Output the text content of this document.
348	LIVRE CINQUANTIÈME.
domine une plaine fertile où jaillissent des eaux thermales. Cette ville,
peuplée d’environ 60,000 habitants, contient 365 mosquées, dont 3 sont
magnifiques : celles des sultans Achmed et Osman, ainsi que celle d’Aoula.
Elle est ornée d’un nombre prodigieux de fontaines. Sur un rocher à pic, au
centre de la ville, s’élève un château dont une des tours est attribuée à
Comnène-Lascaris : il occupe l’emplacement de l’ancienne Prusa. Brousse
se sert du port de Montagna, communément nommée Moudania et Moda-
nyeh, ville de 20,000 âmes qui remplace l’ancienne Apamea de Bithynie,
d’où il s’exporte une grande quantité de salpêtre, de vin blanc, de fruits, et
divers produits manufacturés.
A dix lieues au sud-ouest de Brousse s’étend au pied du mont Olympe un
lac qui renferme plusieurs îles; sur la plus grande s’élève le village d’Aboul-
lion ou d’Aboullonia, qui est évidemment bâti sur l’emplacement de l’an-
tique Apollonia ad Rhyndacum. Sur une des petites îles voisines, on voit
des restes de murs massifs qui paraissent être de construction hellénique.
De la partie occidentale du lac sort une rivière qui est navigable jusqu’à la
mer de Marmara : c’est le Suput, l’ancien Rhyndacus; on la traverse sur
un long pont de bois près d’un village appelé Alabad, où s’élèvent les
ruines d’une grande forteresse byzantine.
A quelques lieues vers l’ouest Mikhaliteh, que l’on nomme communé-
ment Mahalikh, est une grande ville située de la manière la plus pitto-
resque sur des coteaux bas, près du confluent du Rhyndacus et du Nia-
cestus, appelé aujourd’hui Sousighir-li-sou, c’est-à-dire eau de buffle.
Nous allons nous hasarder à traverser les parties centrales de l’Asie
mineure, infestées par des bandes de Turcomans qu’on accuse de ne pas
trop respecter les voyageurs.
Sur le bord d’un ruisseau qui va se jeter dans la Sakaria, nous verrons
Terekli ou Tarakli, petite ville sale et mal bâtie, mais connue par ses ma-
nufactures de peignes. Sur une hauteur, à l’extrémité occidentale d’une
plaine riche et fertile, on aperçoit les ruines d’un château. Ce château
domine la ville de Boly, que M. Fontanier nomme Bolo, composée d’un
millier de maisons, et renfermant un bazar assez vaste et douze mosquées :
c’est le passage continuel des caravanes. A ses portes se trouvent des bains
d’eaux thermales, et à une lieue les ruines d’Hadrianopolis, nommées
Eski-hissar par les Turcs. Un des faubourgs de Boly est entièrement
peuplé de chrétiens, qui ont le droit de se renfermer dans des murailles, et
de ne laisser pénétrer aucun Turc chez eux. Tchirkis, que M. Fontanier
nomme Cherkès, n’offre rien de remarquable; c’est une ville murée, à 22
════════════════
▸ **WHAT IS ASKED**:
Give only the number of lines in the material above that include the word "îles".

▸ **WRITTEN SOLUTION**:
2